# [INSTRUCTION]
Extract all lines containing "true".

[Collected data entries]
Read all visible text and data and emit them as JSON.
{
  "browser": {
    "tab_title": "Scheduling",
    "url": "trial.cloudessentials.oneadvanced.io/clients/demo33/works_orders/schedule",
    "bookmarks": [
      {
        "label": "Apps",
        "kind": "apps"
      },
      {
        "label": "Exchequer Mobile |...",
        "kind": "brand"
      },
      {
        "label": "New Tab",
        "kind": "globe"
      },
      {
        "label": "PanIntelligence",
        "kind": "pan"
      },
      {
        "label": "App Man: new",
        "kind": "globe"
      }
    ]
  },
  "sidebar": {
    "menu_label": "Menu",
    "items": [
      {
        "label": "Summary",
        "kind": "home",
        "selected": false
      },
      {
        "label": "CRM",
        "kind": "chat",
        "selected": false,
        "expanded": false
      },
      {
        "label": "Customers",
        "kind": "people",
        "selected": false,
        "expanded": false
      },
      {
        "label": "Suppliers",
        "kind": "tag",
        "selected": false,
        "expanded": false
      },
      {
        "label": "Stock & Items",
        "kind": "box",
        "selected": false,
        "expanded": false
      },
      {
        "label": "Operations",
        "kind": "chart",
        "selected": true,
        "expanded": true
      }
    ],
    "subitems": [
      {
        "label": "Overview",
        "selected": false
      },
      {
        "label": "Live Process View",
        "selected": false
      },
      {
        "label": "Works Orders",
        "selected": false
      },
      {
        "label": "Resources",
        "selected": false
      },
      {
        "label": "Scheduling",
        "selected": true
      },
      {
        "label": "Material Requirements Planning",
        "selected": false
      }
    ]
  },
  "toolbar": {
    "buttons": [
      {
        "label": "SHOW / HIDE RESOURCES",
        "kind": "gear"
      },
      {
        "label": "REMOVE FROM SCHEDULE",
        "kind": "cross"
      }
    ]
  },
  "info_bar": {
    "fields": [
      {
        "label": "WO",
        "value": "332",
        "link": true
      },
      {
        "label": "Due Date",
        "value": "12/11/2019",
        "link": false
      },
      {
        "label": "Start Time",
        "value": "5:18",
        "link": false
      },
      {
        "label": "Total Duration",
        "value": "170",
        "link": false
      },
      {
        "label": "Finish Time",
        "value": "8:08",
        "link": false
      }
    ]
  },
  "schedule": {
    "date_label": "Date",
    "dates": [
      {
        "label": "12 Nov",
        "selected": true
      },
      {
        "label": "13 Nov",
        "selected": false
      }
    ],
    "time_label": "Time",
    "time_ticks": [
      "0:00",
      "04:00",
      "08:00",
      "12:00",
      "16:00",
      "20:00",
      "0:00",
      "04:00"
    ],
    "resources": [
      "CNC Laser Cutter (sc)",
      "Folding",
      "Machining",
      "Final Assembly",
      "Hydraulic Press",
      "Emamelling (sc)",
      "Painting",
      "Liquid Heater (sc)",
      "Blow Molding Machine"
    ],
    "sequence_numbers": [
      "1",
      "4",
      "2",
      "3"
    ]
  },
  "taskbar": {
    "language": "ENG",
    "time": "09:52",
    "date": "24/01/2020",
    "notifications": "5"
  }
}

# [COMPLETE OUTPUT]
        "selected": true,
        "expanded": true
        "selected": true
        "link": true
        "selected": true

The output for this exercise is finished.